** START Records for this exercise **

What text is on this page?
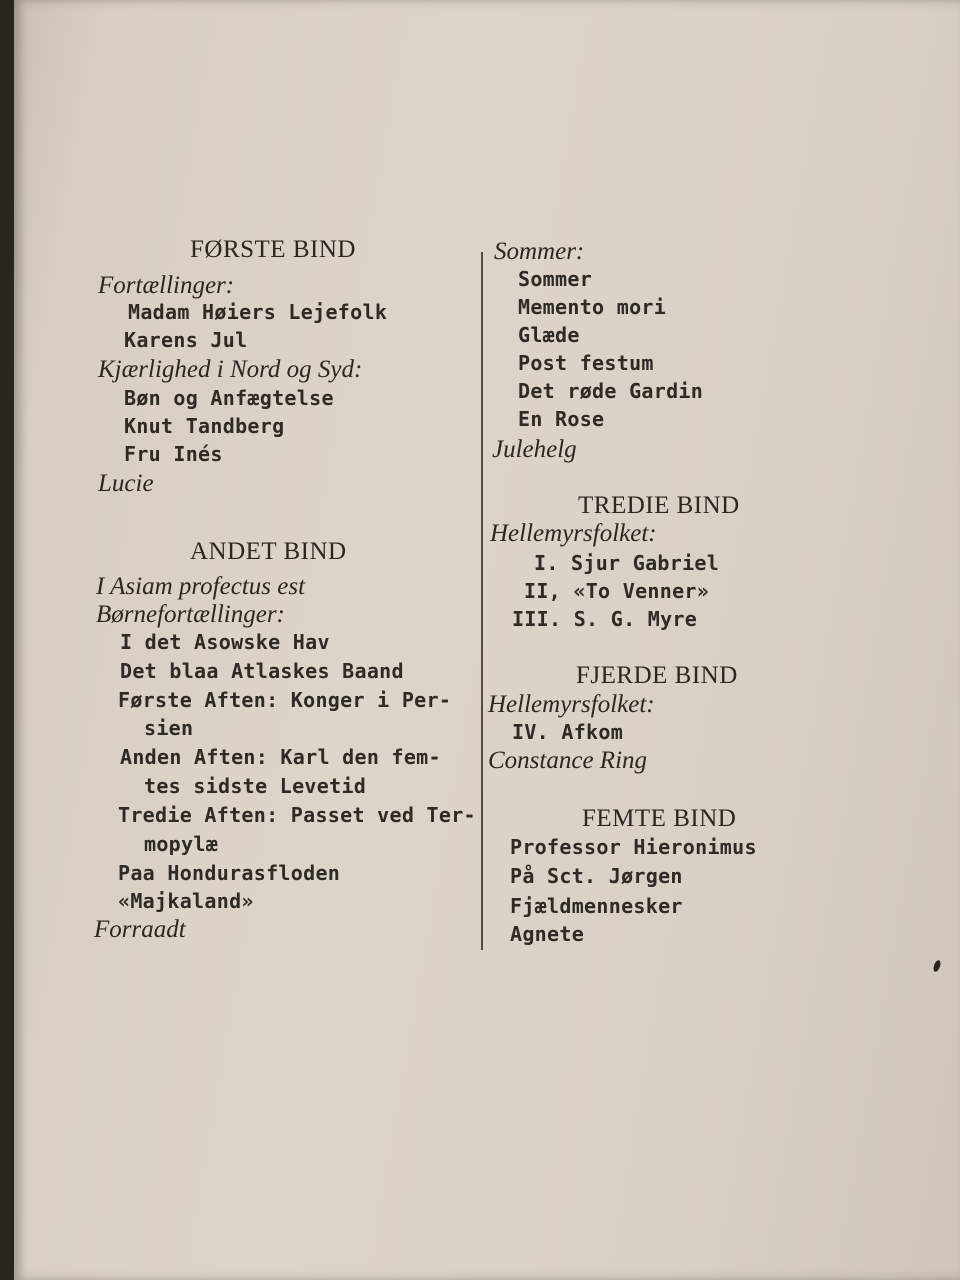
FØRSTE BIND
Fortællinger:
Madam Høiers Lejefolk
Karens Jul
Kjærlighed i Nord og Syd:
Bøn og Anfægtelse
Knut Tandberg
Fru Inés
Lucie
ANDET BIND
I Asiam profectus est
Børnefortællinger:
I det Asowske Hav
Det blaa Atlaskes Baand
Første Aften: Konger i Per-
sien
Anden Aften: Karl den fem-
tes sidste Levetid
Tredie Aften: Passet ved Ter-
mopylæ
Paa Hondurasfloden
«Majkaland»
Forraadt
Sommer:
Sommer
Memento mori
Glæde
Post festum
Det røde Gardin
En Rose
Julehelg
TREDIE BIND
Hellemyrsfolket:
I. Sjur Gabriel
II, «To Venner»
III. S. G. Myre
FJERDE BIND
Hellemyrsfolket:
IV. Afkom
Constance Ring
FEMTE BIND
Professor Hieronimus
På Sct. Jørgen
Fjældmennesker
Agnete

** END Records for this exercise **

Copy every entry exactly as written. Pictures are excluded.

Result of the task -
What text is on this page?
FØRSTE BIND
Fortællinger:
Madam Høiers Lejefolk
Karens Jul
Kjærlighed i Nord og Syd:
Bøn og Anfægtelse
Knut Tandberg
Fru Inés
Lucie
ANDET BIND
I Asiam profectus est
Børnefortællinger:
I det Asowske Hav
Det blaa Atlaskes Baand
Første Aften: Konger i Per-
sien
Anden Aften: Karl den fem-
tes sidste Levetid
Tredie Aften: Passet ved Ter-
mopylæ
Paa Hondurasfloden
«Majkaland»
Forraadt
Sommer:
Sommer
Memento mori
Glæde
Post festum
Det røde Gardin
En Rose
Julehelg
TREDIE BIND
Hellemyrsfolket:
I. Sjur Gabriel
II, «To Venner»
III. S. G. Myre
FJERDE BIND
Hellemyrsfolket:
IV. Afkom
Constance Ring
FEMTE BIND
Professor Hieronimus
På Sct. Jørgen
Fjældmennesker
Agnete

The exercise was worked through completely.